▶ **Goal**:
Pull out every line of the listing below that contains the string "suffix", treating uppercase and lowercase as different.

Element and region listings:
● ● ●

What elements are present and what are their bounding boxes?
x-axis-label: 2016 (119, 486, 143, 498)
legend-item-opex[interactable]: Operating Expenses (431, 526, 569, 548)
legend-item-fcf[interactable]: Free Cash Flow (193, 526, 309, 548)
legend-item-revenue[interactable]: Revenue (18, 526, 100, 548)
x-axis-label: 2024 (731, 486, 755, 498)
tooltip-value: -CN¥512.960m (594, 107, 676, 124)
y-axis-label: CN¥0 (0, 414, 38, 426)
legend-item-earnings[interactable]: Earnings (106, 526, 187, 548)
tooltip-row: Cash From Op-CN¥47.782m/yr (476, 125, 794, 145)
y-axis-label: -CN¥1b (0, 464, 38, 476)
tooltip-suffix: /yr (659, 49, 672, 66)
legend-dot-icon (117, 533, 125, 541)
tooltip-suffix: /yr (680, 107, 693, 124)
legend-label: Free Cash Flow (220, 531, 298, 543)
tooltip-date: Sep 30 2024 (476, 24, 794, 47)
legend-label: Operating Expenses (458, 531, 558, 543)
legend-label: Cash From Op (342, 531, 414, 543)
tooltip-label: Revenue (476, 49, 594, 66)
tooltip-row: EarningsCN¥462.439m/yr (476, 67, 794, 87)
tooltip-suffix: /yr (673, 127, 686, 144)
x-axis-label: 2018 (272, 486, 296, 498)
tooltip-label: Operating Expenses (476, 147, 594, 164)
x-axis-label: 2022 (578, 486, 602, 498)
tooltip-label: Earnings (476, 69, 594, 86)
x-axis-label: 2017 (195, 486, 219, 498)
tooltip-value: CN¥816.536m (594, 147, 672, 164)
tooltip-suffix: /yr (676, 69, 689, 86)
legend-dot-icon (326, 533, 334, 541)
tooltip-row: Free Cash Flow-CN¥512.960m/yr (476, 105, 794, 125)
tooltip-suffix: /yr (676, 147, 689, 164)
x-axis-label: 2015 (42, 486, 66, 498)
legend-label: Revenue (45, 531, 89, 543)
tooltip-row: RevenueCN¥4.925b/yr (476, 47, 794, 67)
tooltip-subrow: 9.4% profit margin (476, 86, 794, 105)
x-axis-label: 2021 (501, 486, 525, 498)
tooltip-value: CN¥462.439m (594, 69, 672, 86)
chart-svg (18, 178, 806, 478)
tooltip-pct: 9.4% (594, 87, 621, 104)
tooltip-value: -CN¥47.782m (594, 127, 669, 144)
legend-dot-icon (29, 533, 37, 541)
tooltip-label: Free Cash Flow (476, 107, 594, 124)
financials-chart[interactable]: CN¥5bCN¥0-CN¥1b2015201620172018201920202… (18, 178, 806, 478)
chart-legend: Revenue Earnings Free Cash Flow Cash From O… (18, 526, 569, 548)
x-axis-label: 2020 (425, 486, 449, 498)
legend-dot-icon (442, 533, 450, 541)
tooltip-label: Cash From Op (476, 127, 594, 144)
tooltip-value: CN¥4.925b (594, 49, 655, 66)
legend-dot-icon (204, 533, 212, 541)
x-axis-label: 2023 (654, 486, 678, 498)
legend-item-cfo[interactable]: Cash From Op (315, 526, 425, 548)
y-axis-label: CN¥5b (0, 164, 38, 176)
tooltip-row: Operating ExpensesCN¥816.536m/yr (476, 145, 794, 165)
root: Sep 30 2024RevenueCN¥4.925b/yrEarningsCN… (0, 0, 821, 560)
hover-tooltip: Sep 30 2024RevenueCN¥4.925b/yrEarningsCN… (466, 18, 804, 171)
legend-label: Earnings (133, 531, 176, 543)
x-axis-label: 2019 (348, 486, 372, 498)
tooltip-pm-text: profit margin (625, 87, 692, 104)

● ● ●

▶ **Finished task**:
tooltip-suffix: /yr (659, 49, 672, 66)
tooltip-suffix: /yr (680, 107, 693, 124)
tooltip-suffix: /yr (673, 127, 686, 144)
tooltip-suffix: /yr (676, 69, 689, 86)
tooltip-suffix: /yr (676, 147, 689, 164)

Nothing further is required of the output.